**PROBLEM STATEMENT:**
Only lines with the word "range" are needed; collect each of them from the listing below.

▬▬▬▬▬▬▬▬▬▬

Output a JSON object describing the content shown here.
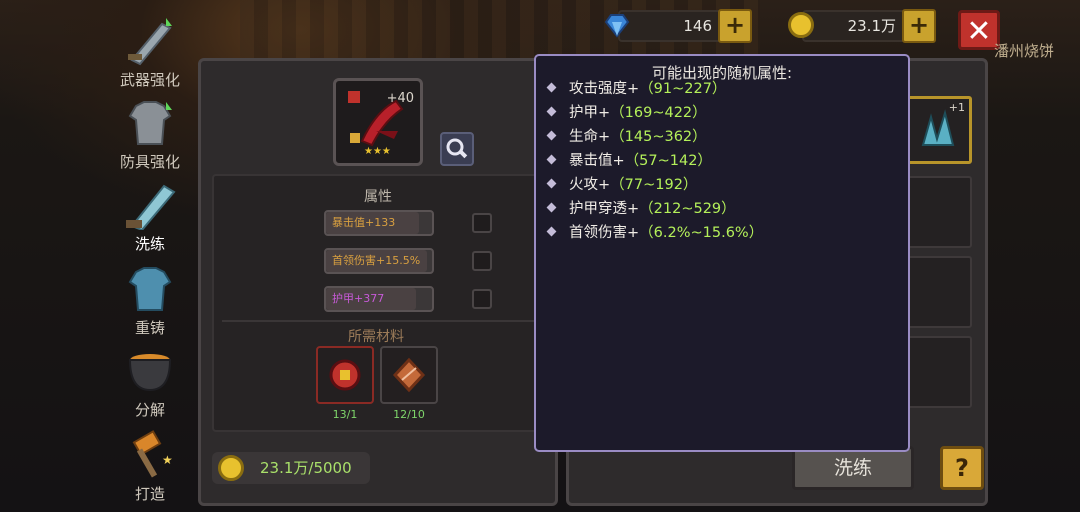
{
  "top_bar": {
    "gems": "146",
    "coins": "23.1万",
    "city_label": "潘州烧饼"
  },
  "sidebar": {
    "items": [
      {
        "label": "武器强化",
        "active": false
      },
      {
        "label": "防具强化",
        "active": false
      },
      {
        "label": "洗练",
        "active": true
      },
      {
        "label": "重铸",
        "active": false
      },
      {
        "label": "分解",
        "active": false
      },
      {
        "label": "打造",
        "active": false
      }
    ]
  },
  "item": {
    "level": "+40",
    "stars": "★★★"
  },
  "right_item": {
    "level": "+1"
  },
  "attributes": {
    "title": "属性",
    "rows": [
      {
        "text": "暴击值+133",
        "color": "#d9a040",
        "fill": 0.88
      },
      {
        "text": "首领伤害+15.5%",
        "color": "#d9a040",
        "fill": 0.95
      },
      {
        "text": "护甲+377",
        "color": "#c75ad8",
        "fill": 0.85
      }
    ]
  },
  "materials": {
    "title": "所需材料",
    "items": [
      {
        "count": "13/1",
        "count_color": "#7fd66b"
      },
      {
        "count": "12/10",
        "count_color": "#7fd66b"
      }
    ]
  },
  "gold": {
    "text": "23.1万/5000"
  },
  "buttons": {
    "wash": "洗练",
    "help": "?"
  },
  "tooltip": {
    "title": "可能出现的随机属性:",
    "rows": [
      {
        "name": "攻击强度+",
        "range": "（91~227）"
      },
      {
        "name": "护甲+",
        "range": "（169~422）"
      },
      {
        "name": "生命+",
        "range": "（145~362）"
      },
      {
        "name": "暴击值+",
        "range": "（57~142）"
      },
      {
        "name": "火攻+",
        "range": "（77~192）"
      },
      {
        "name": "护甲穿透+",
        "range": "（212~529）"
      },
      {
        "name": "首领伤害+",
        "range": "（6.2%~15.6%）"
      }
    ]
  },
  "colors": {
    "accent_green": "#b4f05a",
    "tooltip_border": "#9a8cc4",
    "close_red": "#c0322c",
    "gold_button": "#d9a838"
  }
}
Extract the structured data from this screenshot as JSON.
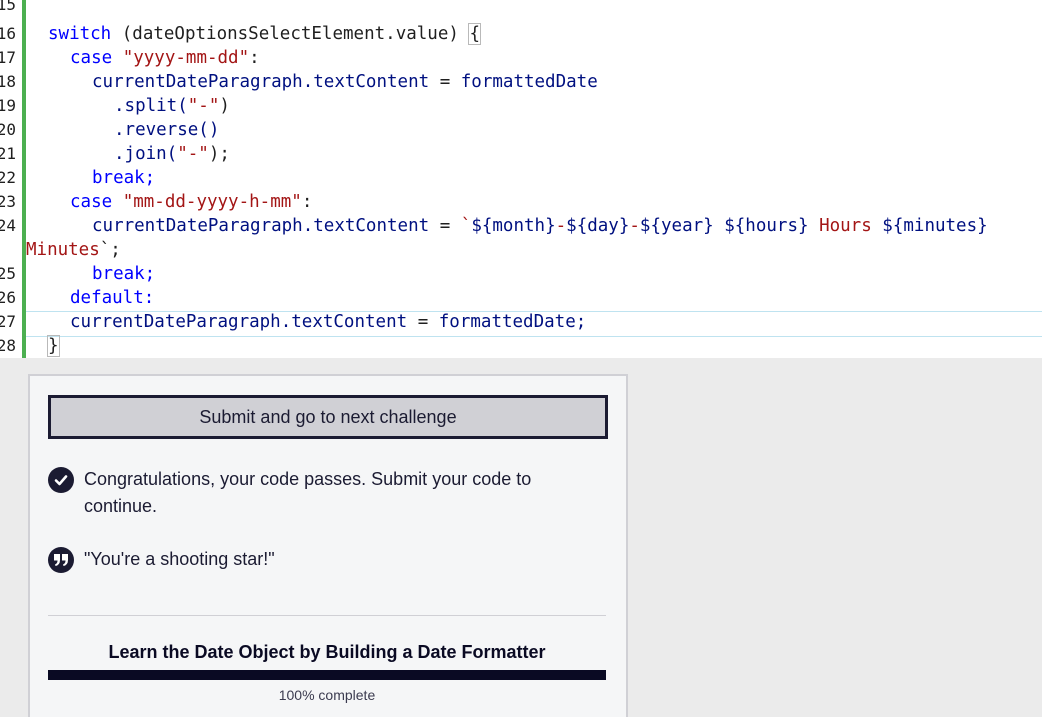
{
  "editor": {
    "line_numbers": [
      "15",
      "16",
      "17",
      "18",
      "19",
      "20",
      "21",
      "22",
      "23",
      "24",
      "25",
      "26",
      "27",
      "28"
    ],
    "code": {
      "l16_kw": "switch",
      "l16_rest": " (dateOptionsSelectElement.value) ",
      "l16_brace": "{",
      "l17_kw": "case",
      "l17_str": "\"yyyy-mm-dd\"",
      "l17_end": ":",
      "l18_prop": "currentDateParagraph.textContent",
      "l18_op": " = ",
      "l18_val": "formattedDate",
      "l19_a": ".split(",
      "l19_str": "\"-\"",
      "l19_b": ")",
      "l20": ".reverse()",
      "l21_a": ".join(",
      "l21_str": "\"-\"",
      "l21_b": ");",
      "l22": "break;",
      "l23_kw": "case",
      "l23_str": "\"mm-dd-yyyy-h-mm\"",
      "l23_end": ":",
      "l24_prop": "currentDateParagraph.textContent",
      "l24_op": " = ",
      "l24_tick": "`",
      "l24_t1": "${month}",
      "l24_d1": "-",
      "l24_t2": "${day}",
      "l24_d2": "-",
      "l24_t3": "${year}",
      "l24_sp": " ",
      "l24_t4": "${hours}",
      "l24_hours": " Hours ",
      "l24_t5": "${minutes}",
      "l24w_minutes": "Minutes",
      "l24w_end": "`;",
      "l25": "break;",
      "l26": "default:",
      "l27_prop": "currentDateParagraph.textContent",
      "l27_op": " = ",
      "l27_val": "formattedDate;",
      "l28": "}"
    }
  },
  "panel": {
    "submit_label": "Submit and go to next challenge",
    "success_message": "Congratulations, your code passes. Submit your code to continue.",
    "quote": "\"You're a shooting star!\"",
    "course_title": "Learn the Date Object by Building a Date Formatter",
    "progress_percent": 100,
    "progress_label": "100% complete"
  },
  "colors": {
    "gutter_bar": "#4caf50",
    "keyword": "#0000ff",
    "string": "#a31515",
    "property": "#001080",
    "dark": "#1b1b32"
  },
  "icons": {
    "success": "check-circle-icon",
    "quote": "quote-icon"
  }
}
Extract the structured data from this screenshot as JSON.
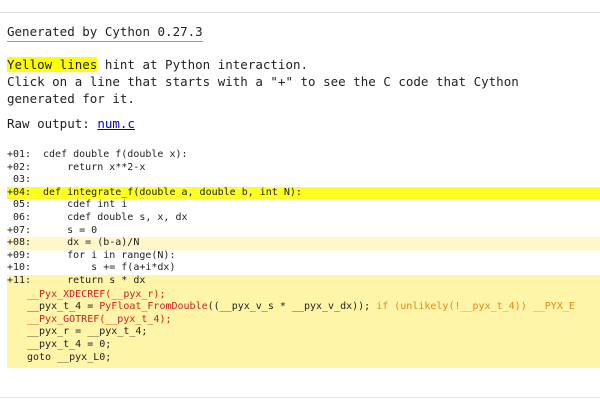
{
  "header": {
    "generated": "Generated by Cython 0.27.3"
  },
  "hint": {
    "highlight": "Yellow lines",
    "rest1": " hint at Python interaction.",
    "line2": "Click on a line that starts with a \"+\" to see the C code that Cython",
    "line3": "generated for it."
  },
  "raw": {
    "label": "Raw output: ",
    "link": "num.c"
  },
  "code_lines": [
    {
      "num": "+01:",
      "text": " cdef double f(double x):",
      "level": 0
    },
    {
      "num": "+02:",
      "text": "     return x**2-x",
      "level": 0
    },
    {
      "num": " 03:",
      "text": "",
      "level": 0
    },
    {
      "num": "+04:",
      "text": " def integrate_f(double a, double b, int N):",
      "level": 2
    },
    {
      "num": " 05:",
      "text": "     cdef int i",
      "level": 0
    },
    {
      "num": " 06:",
      "text": "     cdef double s, x, dx",
      "level": 0
    },
    {
      "num": "+07:",
      "text": "     s = 0",
      "level": 0
    },
    {
      "num": "+08:",
      "text": "     dx = (b-a)/N",
      "level": 1
    },
    {
      "num": "+09:",
      "text": "     for i in range(N):",
      "level": 0
    },
    {
      "num": "+10:",
      "text": "         s += f(a+i*dx)",
      "level": 0
    },
    {
      "num": "+11:",
      "text": "     return s * dx",
      "level": 3
    }
  ],
  "expanded_c": {
    "l1": "__Pyx_XDECREF(__pyx_r);",
    "l2_a": "__pyx_t_4 = ",
    "l2_fn": "PyFloat_FromDouble",
    "l2_b": "((__pyx_v_s * __pyx_v_dx)); ",
    "l2_c": "if (unlikely(!__pyx_t_4)) __PYX_E",
    "l3": "__Pyx_GOTREF(__pyx_t_4);",
    "l4": "__pyx_r = __pyx_t_4;",
    "l5": "__pyx_t_4 = 0;",
    "l6": "goto __pyx_L0;"
  }
}
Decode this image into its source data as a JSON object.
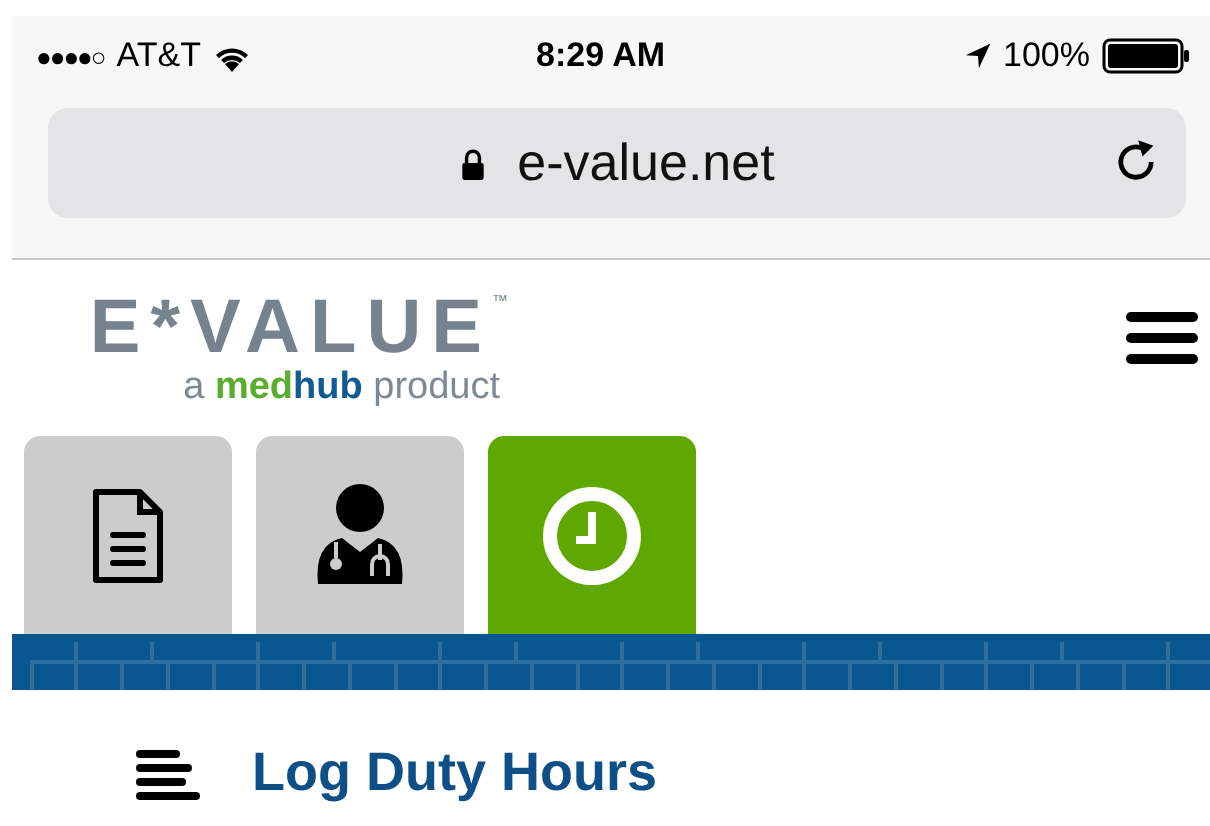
{
  "status_bar": {
    "signal_dots": "●●●●○",
    "carrier": "AT&T",
    "time": "8:29 AM",
    "battery": "100%"
  },
  "address_bar": {
    "url": "e-value.net"
  },
  "logo": {
    "brand": "E*VALUE",
    "trademark": "™",
    "tagline": [
      {
        "text": "a ",
        "kind": "plain"
      },
      {
        "text": "med",
        "kind": "green"
      },
      {
        "text": "hub",
        "kind": "blue"
      },
      {
        "text": " product",
        "kind": "plain"
      }
    ]
  },
  "tabs": [
    {
      "kind": "document",
      "selected": false
    },
    {
      "kind": "doctor",
      "selected": false
    },
    {
      "kind": "clock",
      "selected": true
    }
  ],
  "heading": {
    "title": "Log Duty Hours"
  }
}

▬▬▬▬▬▬▬▬▬▬

**ANSWER FOR THIS EXERCISE:**
        "range": "（91~227）"
        "range": "（169~422）"
        "range": "（145~362）"
        "range": "（57~142）"
        "range": "（77~192）"
        "range": "（212~529）"
        "range": "（6.2%~15.6%）"
      "text": "     for i in range(N):",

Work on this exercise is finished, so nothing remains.